DIRECTIVE 1:
Answer these questions from the reader reviews, one line each:
(a) Which four writers does the first review name?
(b) How many stars does the second review give?
(c) Where did the second reviewer have to look up how Merton died?
DIRECTIVE 2: Restate more briefly the paragraph of the reader reviews that opens with "Also, the Publisher's Weekly reviewer", keeping its main points.
DIRECTIVE 3: Retype the passage of the reader reviews starting at "3 out of 5 stars" and ending at "up on Wikipedia.".
-- START EXTRACT TO READ --
What a joy this was to read! My personal thanks to Paul Elie for showing me how these four exemplary literary figures of my generation managed to live out a life of love and creativity within their constant struggle for faith. Such a universal story of people moored by the faith, but beset by the pityful human sinfulness of the institutional Church. Elie shows us how Merton, Flannery O'Connor,Dorothy Day and Walker Percy, renegades all, pursued their art and intellectual/spiritual quests in such different ways. Though I have read almost all of Merton and O'Connor and much of Day and Percy, it was with particular joy that I learned how much these figures overlapped in time and space, knew each other and were often correspondents. Elie's weaving into the text much of their correspondence gave me new perspectives.

3 out of 5 stars A Wearying Pilgrimage.......2006-09-23

This attempt to link Day, Merton, O'Connor, and Percy doesn't work. While it's true they were Catholic writers whose lives overlapped to some degree and who read each other's work to some extent, it's also true that their lives were extremely different and that they rarely had contact with one another--a few meetings, some small bits of correspondence.

Also, the Publisher's Weekly reviewer is incorrect: the book is ponderous, and the prose is the very definition of workmanlike. The author was evidently attempting a self-consciously literary style--lofty, philosophical--alas for his readers. The writing reaches a particular crescendo of blandness in the pages when these Catholic writers come to the end of their lives. In fact, I couldn't quite make out how Merton had died from the account here and had to look it up on Wikipedia.
-- END EXTRACT TO READ --
-- START EXTRACTED DATA --
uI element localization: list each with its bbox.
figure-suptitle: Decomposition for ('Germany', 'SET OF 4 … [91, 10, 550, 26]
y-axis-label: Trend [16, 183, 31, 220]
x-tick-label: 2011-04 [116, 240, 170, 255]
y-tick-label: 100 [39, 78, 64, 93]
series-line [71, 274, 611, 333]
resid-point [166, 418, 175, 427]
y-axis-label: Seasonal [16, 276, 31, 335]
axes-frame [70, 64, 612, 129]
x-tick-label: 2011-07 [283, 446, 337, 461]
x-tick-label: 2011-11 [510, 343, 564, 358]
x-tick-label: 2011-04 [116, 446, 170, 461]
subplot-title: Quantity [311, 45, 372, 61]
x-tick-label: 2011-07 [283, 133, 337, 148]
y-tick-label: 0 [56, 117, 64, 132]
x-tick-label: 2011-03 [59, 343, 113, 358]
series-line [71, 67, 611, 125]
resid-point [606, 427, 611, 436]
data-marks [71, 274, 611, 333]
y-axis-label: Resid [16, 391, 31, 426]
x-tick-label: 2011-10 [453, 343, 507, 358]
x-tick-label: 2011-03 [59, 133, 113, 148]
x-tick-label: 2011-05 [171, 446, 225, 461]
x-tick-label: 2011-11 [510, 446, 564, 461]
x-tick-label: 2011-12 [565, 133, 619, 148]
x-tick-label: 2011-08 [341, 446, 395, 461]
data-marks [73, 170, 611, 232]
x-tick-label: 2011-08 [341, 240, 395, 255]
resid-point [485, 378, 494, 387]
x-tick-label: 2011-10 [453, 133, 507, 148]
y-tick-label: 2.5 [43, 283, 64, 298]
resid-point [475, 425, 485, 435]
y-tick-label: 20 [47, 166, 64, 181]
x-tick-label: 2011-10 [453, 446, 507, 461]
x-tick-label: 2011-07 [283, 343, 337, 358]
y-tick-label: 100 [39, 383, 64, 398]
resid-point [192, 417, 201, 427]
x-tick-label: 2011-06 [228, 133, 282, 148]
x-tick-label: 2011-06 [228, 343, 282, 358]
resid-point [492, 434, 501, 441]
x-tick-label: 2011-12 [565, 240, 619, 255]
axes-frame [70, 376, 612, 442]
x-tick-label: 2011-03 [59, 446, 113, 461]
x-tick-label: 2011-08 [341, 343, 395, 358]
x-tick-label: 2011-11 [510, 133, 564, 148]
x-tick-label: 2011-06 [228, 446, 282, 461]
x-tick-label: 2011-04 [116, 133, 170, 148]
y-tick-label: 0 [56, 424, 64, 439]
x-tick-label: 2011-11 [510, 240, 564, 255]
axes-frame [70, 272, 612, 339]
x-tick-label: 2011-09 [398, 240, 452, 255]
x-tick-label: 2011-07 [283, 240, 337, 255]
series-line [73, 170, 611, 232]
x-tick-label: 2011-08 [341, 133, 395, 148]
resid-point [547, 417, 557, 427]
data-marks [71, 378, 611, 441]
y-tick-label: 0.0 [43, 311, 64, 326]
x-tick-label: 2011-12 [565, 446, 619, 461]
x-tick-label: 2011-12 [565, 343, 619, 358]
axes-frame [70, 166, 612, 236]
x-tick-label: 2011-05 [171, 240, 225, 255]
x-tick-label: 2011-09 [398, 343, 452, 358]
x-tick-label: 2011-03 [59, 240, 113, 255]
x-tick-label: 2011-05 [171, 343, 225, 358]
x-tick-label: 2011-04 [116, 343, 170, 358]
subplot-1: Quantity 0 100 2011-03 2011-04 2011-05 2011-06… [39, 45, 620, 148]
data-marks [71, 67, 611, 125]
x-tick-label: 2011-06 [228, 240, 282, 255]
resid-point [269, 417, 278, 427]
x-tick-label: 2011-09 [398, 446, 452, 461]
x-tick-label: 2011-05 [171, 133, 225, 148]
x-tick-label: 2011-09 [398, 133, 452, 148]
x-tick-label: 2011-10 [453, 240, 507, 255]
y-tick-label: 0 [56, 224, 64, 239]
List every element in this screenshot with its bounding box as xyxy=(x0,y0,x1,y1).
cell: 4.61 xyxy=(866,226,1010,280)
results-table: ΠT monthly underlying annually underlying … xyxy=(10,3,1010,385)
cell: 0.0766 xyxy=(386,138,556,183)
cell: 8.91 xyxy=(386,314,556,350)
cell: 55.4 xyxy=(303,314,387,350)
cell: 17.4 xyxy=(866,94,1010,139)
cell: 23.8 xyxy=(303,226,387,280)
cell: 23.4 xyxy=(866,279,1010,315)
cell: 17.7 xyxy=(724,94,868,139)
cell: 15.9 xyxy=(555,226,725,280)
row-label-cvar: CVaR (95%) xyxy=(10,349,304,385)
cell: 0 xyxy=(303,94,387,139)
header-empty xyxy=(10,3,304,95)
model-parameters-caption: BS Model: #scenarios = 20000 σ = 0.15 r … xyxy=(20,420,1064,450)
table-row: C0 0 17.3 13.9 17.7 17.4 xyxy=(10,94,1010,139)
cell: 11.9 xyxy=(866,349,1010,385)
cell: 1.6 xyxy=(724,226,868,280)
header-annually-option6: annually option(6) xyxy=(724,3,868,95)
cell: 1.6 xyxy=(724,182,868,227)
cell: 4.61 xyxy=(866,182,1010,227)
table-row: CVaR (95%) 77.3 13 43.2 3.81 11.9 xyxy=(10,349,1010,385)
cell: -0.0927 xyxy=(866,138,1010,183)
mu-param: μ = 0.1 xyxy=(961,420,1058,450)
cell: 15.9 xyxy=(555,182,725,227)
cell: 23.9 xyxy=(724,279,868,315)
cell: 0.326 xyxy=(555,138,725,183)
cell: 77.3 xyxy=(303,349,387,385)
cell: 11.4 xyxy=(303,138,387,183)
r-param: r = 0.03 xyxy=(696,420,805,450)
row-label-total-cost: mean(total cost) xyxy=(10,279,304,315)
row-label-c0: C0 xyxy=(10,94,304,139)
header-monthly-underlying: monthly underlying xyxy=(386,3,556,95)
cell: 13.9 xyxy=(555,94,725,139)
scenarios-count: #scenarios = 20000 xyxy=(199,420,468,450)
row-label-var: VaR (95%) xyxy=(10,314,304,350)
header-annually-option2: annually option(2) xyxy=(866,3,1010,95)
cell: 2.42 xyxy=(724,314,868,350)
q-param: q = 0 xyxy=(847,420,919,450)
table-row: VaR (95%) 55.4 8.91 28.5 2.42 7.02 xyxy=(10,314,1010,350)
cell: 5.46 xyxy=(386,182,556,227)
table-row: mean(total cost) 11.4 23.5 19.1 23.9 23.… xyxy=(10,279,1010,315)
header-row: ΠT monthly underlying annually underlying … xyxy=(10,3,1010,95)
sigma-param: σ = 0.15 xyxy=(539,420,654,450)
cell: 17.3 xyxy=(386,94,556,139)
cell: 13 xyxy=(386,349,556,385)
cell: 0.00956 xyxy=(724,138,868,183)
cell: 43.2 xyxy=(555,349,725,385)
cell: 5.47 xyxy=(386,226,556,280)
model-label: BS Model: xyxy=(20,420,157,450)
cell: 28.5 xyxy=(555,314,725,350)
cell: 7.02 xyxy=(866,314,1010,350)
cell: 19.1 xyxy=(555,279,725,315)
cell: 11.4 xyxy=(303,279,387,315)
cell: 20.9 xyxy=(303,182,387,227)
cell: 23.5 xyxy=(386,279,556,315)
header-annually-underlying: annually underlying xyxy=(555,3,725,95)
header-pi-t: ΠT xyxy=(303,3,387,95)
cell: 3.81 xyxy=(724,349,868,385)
-- END EXTRACTED DATA --
TASK RESULT 1:
(a) Merton, Flannery O'Connor, Dorothy Day and Walker Percy
(b) 3 out of 5 stars
(c) Wikipedia

TASK RESULT 2: The reviewer disagrees with the Publisher's Weekly review. The reviewer finds the book ponderous and its prose merely workmanlike, the result of a self-consciously lofty, philosophical style. The writing is blandest where the writers' lives end; the account of Merton's death was so unclear that the reviewer had to look it up on Wikipedia.

TASK RESULT 3:
3 out of 5 stars A Wearying Pilgrimage.......2006-09-23

This attempt to link Day, Merton, O'Connor, and Percy doesn't work. While it's true they were Catholic writers whose lives overlapped to some degree and who read each other's work to some extent, it's also true that their lives were extremely different and that they rarely had contact with one another--a few meetings, some small bits of correspondence.

Also, the Publisher's Weekly reviewer is incorrect: the book is ponderous, and the prose is the very definition of workmanlike. The author was evidently attempting a self-consciously literary style--lofty, philosophical--alas for his readers. The writing reaches a particular crescendo of blandness in the pages when these Catholic writers come to the end of their lives. In fact, I couldn't quite make out how Merton had died from the account here and had to look it up on Wikipedia.